> OBJECTIVE: Determine the number of lines holding the word "according"; answer with that number only.

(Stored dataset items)

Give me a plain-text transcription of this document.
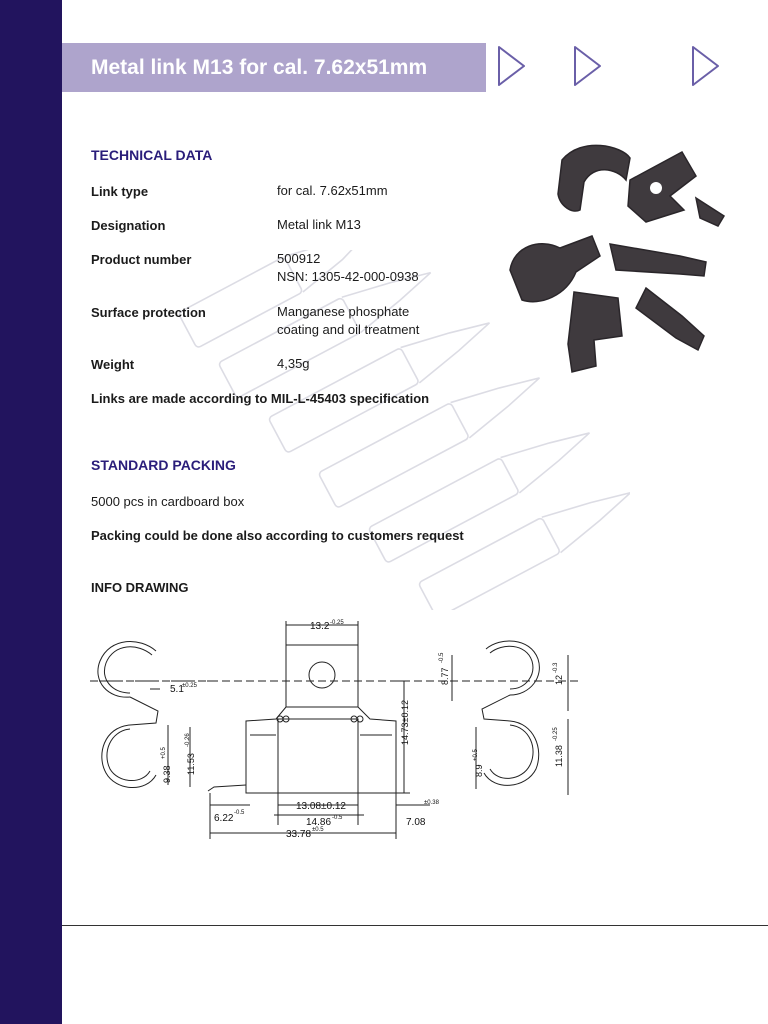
Metal link M13 for cal. 7.62x51mm
TECHNICAL DATA
Link type	for cal. 7.62x51mm
Designation	Metal link M13
Product number	500912
NSN: 1305-42-000-0938
Surface protection	Manganese phosphate
coating and oil treatment
Weight	4,35g
Links are made according to MIL-L-45403 specification
STANDARD PACKING
5000 pcs in cardboard box
Packing could be done also according to customers request
INFO DRAWING
13.2 -0.25
5.1
±0.25
7.08
±0.38
6.22 -0.5
13.08±0.12
14.86 -0.5
33.78 ±0.5
9.38
+0.5
11.53
-0.26	14.73±0.12
8.77
-0.5
12
-0.3
8.9
+0.5	11.38
-0.25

> RESPONSE TO THIS TASK: 2